▸ **Elenco attività**
**a)** Rispondi a queste domande sull'articolo che parla della campagna di cryptojacking:
(i) Quando è stata individuata per la prima volta la campagna?
(ii) Quale programma viene installato di nascosto per minare criptovalute?
(iii) A quale condizione il loader prosegue con l'esecuzione?
**b)** Scrivi il seguito dell'articolo sulla campagna di cryptojacking scoperta da Darktrace, partendo dal punto in cui si ferma.

▸ **Testo fornito**
Darktrace segnala una nuova campagna di cryptojacking in grado di bypassare Windows Defender Campagne di cryptojacking tramite ingegneria sociale
La società di cybersecurity Darktrace ha identificato una nuova campagna di cryptojacking progettata per eludere Windows Defender e installare un software di mining di criptovalute.
- Darktrace ha identificato una campagna di cryptojacking che prende di mira i sistemi Windows.
- La campagna prevede il dispiegamento furtivo di NBminer per minare criptovalute.
La campagna di cryptojacking, identificata per la prima volta a fine luglio, coinvolge una catena di infezione a più stadi che silenziosamente sfrutta la potenza di elaborazione di un computer per minare criptovalute, hanno spiegato i ricercatori di Darktrace Keanna Grelicha e Tara Gould in un rapporto condiviso con crypto.news.
Secondo i ricercatori, la campagna prende di mira specificamente i sistemi basati su Windows sfruttando PowerShell, la shell a riga di comando e linguaggio di scripting integrato di Microsoft, attraverso cui gli attori malevoli sono in grado di eseguire script dannosi e ottenere accesso privilegiato al sistema ospite.
Questi script dannosi sono progettati per essere eseguiti direttamente nella memoria di sistema (RAM) e, di conseguenza, gli strumenti antivirus tradizionali che solitamente si basano sulla scansione dei file presenti sui dischi rigidi del sistema non riescono a rilevare il processo malevolo.
Successivamente, gli attaccanti utilizzano il linguaggio di programmazione AutoIt, uno strumento Windows tipicamente usato dai professionisti IT per automatizzare compiti, per iniettare un loader malevolo in un processo Windows legittimo, che poi scarica ed esegue un programma di mining di criptovalute senza lasciare tracce evidenti sul sistema.
Come ulteriore linea di difesa, il loader è programmato per eseguire una serie di controlli ambientali, come la scansione di segnali di un ambiente sandbox e l’ispezione dell’host per prodotti antivirus installati.
L’esecuzione procede solo se Windows Defender è l’unica protezione attiva. Inoltre, se l’account utente infetto non dispone di privilegi amministrativi, il programma tenta di aggirare il controllo dell’account utente per ottenere accesso elevato.

▸ **Righe mostrate**
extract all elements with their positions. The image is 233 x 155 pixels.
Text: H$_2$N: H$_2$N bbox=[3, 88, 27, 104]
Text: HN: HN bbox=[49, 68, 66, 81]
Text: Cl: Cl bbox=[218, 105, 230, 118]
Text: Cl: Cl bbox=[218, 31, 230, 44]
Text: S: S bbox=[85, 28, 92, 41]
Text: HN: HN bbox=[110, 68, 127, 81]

▸ **Risposte per attività**
**a)**
(i) A fine luglio.
(ii) NBminer.
(iii) Solo se Windows Defender è l'unica protezione attiva.

**b)**
Quando queste condizioni sono soddisfatte, il programma scarica ed esegue NBMiner, un noto strumento di mining di criptovalute che utilizza la GPU del computer per minare criptovalute come Ravencoin (RVN) e Monero (XMR).
In questo caso, Darktrace è riuscita a contenere l’attacco utilizzando il suo sistema di Autonomous Response “impedendo al dispositivo di effettuare connessioni in uscita e bloccando connessioni specifiche verso endpoint sospetti.”
“Poiché le criptovalute continuano a crescere in popolarità, come dimostrato dall’attuale alta valutazione della capitalizzazione di mercato globale delle criptovalute (quasi 4 trilioni di dollari al momento della scrittura), gli attori delle minacce continueranno a considerare il cryptomining come un’attività redditizia,” hanno scritto i ricercatori di Darktrace.
Campagne di cryptojacking tramite social engineering
Già a luglio, Darktrace aveva segnalato una campagna separata in cui attori malevoli utilizzavano complesse tattiche di social engineering, come l’impersonificazione di aziende reali, per indurre gli utenti a scaricare software alterati che installano malware per il furto di criptovalute.
A differenza dello schema di cryptojacking sopra menzionato, questo approccio prendeva di mira sia i sistemi Windows che macOS ed era eseguito direttamente dalle vittime inconsapevoli che credevano di interagire con dipendenti interni all’azienda.